-- SHORT TASK --
Find the lines that contain the word "menor" and copy each one.
===== INFORMATION PROVIDED =====
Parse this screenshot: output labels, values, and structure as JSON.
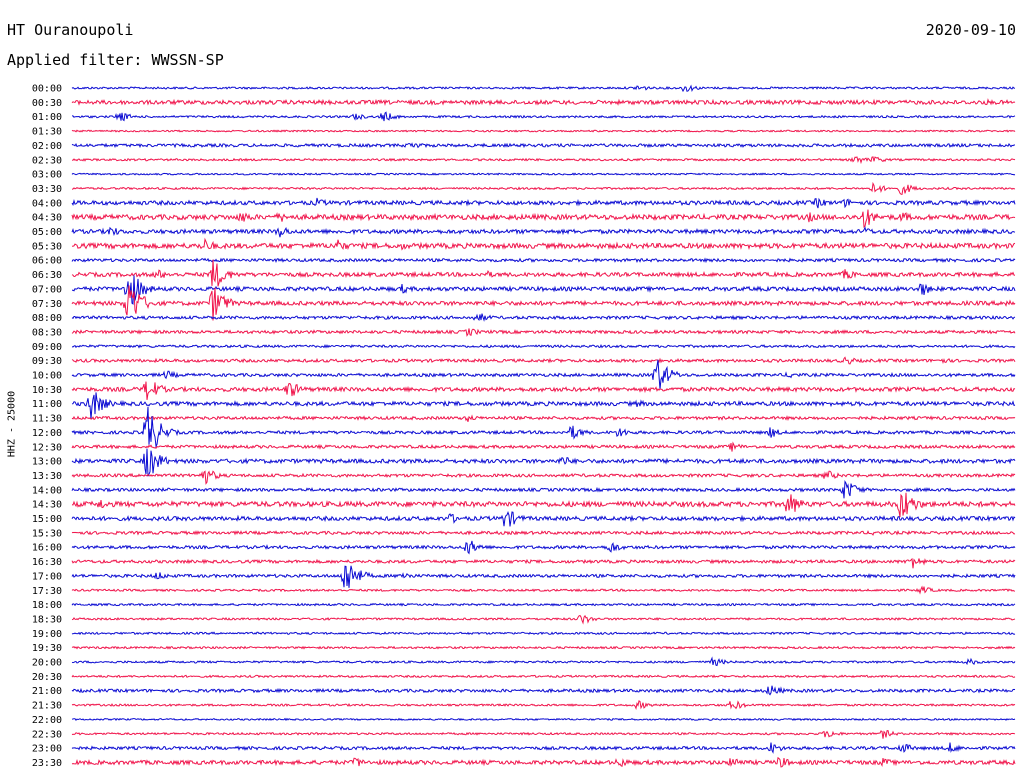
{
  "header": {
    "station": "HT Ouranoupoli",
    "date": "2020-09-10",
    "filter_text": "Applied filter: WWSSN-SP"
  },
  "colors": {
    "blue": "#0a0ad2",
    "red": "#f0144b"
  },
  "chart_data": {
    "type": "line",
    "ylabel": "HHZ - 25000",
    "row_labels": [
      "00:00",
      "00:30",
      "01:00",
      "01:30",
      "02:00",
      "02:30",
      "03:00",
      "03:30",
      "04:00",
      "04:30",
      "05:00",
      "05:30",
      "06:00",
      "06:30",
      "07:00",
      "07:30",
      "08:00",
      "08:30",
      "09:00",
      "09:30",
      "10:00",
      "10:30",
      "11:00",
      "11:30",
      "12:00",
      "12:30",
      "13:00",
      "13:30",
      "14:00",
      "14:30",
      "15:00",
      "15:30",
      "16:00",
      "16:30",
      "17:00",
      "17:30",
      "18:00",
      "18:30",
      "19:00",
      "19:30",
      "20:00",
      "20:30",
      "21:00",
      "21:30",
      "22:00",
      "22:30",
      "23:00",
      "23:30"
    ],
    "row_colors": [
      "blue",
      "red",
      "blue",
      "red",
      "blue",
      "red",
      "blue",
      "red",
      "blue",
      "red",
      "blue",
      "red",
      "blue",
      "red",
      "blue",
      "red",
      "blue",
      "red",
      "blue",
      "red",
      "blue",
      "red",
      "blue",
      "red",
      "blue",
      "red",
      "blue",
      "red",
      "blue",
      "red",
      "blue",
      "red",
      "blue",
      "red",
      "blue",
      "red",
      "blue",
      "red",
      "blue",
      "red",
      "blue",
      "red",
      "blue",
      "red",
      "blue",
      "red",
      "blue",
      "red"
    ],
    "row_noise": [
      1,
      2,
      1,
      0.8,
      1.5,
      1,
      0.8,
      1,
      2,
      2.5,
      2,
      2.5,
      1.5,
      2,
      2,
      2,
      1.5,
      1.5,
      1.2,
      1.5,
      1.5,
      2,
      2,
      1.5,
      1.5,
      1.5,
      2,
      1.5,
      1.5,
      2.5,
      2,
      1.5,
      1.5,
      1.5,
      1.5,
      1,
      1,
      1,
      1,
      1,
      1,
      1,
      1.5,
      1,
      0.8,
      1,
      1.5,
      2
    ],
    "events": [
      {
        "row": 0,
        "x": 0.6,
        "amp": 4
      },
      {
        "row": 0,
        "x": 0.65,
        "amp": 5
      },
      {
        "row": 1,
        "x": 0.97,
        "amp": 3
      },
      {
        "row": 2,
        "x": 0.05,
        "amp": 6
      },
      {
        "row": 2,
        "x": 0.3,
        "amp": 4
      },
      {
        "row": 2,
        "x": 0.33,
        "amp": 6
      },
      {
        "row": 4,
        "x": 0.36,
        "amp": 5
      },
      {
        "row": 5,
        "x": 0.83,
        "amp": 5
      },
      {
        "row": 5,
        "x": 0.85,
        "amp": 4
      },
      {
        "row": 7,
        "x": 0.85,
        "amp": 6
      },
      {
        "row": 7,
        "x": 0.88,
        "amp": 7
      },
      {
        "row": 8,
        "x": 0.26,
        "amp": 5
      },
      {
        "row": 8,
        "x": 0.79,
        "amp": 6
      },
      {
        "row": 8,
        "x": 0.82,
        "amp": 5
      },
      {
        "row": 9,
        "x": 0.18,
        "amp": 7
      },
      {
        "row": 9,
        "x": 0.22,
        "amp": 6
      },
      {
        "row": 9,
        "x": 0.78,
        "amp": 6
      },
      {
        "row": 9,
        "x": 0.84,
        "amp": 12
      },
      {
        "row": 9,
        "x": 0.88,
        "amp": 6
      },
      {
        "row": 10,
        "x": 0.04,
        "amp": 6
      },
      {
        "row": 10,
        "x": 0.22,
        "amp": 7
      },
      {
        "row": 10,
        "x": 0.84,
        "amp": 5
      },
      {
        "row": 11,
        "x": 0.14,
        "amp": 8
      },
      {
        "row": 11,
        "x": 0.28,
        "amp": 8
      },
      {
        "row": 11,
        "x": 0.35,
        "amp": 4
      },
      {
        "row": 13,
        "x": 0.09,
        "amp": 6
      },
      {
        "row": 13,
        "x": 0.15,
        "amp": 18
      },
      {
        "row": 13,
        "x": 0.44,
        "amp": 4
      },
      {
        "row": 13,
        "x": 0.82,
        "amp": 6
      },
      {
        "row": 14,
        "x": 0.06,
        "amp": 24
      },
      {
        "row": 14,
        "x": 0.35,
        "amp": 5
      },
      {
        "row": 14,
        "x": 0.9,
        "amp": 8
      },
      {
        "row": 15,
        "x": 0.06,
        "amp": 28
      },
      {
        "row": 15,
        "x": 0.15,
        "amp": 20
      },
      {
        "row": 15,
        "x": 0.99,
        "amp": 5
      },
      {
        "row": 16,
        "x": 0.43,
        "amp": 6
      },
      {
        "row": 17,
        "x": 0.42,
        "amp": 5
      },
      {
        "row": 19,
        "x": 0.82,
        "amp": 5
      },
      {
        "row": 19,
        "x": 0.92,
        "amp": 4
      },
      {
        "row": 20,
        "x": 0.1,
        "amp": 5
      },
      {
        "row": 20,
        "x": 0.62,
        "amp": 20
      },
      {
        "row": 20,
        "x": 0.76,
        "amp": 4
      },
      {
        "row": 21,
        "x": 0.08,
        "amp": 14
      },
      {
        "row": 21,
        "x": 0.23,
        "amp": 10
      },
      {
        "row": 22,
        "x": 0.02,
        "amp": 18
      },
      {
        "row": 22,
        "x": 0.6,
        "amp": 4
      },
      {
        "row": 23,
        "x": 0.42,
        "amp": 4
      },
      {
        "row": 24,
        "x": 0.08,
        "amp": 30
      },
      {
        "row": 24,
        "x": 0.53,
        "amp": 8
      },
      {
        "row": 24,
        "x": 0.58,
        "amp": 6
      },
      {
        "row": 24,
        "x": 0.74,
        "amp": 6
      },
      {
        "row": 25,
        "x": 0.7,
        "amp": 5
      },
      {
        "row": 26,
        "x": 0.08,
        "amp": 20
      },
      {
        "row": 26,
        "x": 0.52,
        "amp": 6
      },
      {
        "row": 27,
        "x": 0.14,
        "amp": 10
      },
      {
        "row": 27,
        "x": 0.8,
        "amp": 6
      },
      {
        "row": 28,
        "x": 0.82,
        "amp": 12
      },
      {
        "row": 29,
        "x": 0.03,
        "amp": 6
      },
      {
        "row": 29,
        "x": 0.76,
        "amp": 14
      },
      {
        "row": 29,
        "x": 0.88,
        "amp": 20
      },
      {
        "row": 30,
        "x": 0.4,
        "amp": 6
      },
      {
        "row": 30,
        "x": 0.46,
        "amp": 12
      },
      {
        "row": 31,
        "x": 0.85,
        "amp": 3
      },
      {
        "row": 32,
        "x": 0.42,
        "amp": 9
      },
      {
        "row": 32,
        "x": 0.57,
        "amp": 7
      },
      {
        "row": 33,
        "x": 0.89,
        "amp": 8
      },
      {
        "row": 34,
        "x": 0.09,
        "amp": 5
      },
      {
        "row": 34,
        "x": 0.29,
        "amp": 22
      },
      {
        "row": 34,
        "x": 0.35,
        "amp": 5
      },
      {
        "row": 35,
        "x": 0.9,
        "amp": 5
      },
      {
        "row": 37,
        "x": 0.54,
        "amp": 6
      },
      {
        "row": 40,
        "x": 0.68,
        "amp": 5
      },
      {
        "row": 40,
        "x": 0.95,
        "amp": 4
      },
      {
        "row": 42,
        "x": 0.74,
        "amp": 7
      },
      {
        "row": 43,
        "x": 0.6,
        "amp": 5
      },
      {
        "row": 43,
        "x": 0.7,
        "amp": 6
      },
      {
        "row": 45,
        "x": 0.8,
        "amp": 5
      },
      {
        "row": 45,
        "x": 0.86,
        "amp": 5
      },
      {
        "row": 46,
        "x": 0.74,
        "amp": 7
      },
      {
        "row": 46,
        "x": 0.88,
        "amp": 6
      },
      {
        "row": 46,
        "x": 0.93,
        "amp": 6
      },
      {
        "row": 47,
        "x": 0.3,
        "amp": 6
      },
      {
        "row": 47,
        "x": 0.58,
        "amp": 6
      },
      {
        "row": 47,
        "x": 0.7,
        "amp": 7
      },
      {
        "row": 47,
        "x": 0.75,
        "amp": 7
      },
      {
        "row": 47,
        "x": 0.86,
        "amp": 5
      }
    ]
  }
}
=====
===== INFORMATION PROVIDED =====
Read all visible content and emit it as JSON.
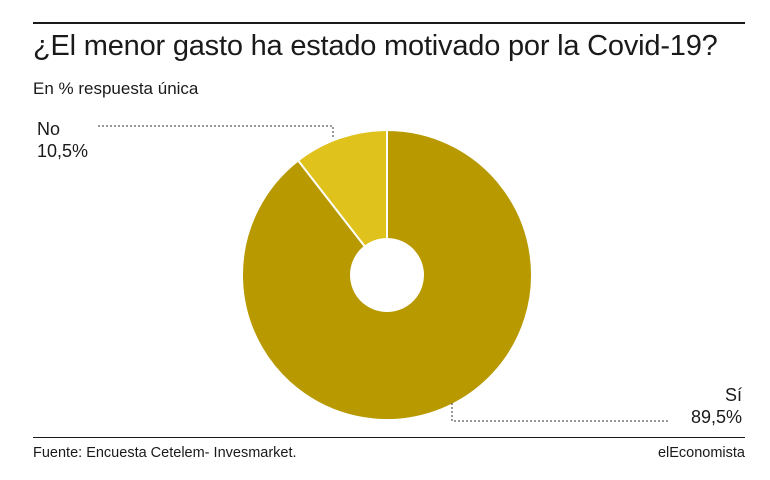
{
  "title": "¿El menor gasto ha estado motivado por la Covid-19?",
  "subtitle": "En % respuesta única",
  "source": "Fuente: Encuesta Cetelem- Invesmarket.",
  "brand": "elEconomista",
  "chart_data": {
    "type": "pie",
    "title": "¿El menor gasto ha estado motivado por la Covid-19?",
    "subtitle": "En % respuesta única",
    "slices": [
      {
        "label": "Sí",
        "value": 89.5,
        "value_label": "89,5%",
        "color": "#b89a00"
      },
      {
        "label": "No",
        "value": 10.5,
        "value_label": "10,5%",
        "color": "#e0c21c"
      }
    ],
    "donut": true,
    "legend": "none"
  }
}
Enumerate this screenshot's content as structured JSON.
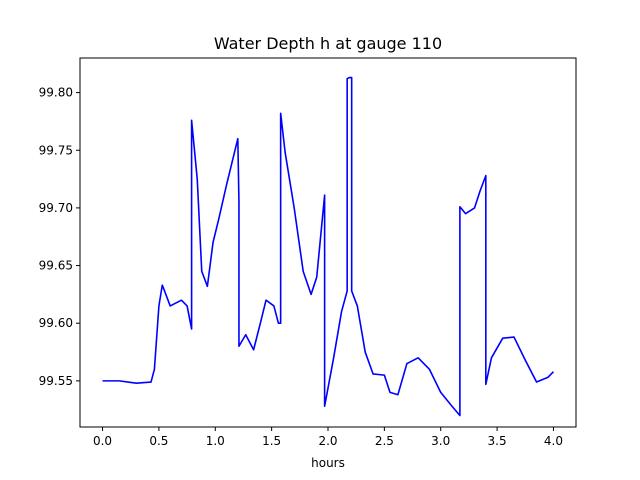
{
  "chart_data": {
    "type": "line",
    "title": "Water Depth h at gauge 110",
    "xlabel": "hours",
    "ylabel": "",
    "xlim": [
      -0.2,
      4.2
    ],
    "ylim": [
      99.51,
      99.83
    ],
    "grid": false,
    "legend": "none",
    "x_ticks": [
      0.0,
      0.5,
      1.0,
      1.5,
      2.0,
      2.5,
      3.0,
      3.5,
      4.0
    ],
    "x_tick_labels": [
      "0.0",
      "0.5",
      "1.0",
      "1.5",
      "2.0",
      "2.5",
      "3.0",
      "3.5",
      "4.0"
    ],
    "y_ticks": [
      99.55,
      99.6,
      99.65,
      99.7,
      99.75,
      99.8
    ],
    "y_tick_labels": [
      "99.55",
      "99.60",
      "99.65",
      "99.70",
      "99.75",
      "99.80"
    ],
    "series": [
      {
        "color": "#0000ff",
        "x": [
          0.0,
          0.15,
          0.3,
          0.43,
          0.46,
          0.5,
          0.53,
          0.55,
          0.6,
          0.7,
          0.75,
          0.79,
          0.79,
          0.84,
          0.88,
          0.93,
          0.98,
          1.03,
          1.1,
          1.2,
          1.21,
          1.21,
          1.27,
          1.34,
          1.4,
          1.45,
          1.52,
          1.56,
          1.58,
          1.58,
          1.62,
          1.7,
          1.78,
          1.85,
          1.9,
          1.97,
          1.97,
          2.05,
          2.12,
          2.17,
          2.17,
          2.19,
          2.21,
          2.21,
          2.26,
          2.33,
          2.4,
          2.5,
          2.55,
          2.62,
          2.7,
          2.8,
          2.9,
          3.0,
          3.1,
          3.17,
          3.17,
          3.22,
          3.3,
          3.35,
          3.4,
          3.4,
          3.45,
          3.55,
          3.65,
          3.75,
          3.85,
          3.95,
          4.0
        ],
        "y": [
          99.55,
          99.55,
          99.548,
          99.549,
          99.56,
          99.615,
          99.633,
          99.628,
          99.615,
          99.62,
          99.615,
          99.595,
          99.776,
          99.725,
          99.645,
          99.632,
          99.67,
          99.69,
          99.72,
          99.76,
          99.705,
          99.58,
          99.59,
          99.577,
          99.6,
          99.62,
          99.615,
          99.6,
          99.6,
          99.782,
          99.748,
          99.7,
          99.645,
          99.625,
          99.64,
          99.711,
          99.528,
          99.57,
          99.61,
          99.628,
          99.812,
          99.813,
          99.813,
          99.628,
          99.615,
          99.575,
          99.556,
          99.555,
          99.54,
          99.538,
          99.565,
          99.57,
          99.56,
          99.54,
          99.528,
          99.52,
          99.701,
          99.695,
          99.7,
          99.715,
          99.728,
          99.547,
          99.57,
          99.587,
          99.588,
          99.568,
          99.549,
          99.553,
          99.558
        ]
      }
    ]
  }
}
=====
-- REPLY TO THE TASK --
  "title": "¿El menor gasto ha estado motivado por la Covid-19?",
    "title": "¿El menor gasto ha estado motivado por la Covid-19?",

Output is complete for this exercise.